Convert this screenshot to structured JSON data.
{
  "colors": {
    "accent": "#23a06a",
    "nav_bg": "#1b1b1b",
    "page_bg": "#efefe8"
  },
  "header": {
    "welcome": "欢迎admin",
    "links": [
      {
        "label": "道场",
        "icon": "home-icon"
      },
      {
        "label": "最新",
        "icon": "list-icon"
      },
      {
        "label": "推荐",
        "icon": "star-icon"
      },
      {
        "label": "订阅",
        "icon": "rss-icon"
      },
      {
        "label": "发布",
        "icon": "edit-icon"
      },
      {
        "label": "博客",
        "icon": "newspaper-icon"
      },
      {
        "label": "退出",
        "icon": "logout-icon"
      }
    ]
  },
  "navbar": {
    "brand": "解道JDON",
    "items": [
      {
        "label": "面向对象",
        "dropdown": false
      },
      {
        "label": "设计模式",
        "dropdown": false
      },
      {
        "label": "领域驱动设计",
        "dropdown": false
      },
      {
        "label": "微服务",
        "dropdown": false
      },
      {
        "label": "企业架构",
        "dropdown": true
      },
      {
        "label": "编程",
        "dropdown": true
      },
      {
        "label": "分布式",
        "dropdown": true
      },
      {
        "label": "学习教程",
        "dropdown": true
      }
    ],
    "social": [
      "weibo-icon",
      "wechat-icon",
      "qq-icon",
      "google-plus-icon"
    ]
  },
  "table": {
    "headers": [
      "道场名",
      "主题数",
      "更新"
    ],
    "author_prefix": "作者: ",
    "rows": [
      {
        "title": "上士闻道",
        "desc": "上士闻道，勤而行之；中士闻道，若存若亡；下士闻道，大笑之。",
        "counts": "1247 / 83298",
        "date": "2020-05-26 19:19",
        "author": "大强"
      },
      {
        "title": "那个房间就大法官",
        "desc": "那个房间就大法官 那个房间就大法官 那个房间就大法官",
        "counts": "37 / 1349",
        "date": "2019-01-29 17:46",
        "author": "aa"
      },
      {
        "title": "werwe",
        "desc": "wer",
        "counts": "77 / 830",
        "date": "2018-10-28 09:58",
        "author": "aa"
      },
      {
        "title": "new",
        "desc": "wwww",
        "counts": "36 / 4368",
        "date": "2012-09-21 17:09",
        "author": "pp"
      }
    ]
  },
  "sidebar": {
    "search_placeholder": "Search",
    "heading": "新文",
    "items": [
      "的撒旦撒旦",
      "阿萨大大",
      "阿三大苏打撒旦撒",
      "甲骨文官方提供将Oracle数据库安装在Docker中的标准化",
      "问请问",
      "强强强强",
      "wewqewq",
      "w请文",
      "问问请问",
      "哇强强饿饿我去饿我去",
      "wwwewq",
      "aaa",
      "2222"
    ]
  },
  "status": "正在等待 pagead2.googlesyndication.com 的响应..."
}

**Your goal**
Using the records above, pull out each line where the word "date" occurs.

**Answer for this exercise**
        "date": "2020-05-26 19:19",
        "date": "2019-01-29 17:46",
        "date": "2018-10-28 09:58",
        "date": "2012-09-21 17:09",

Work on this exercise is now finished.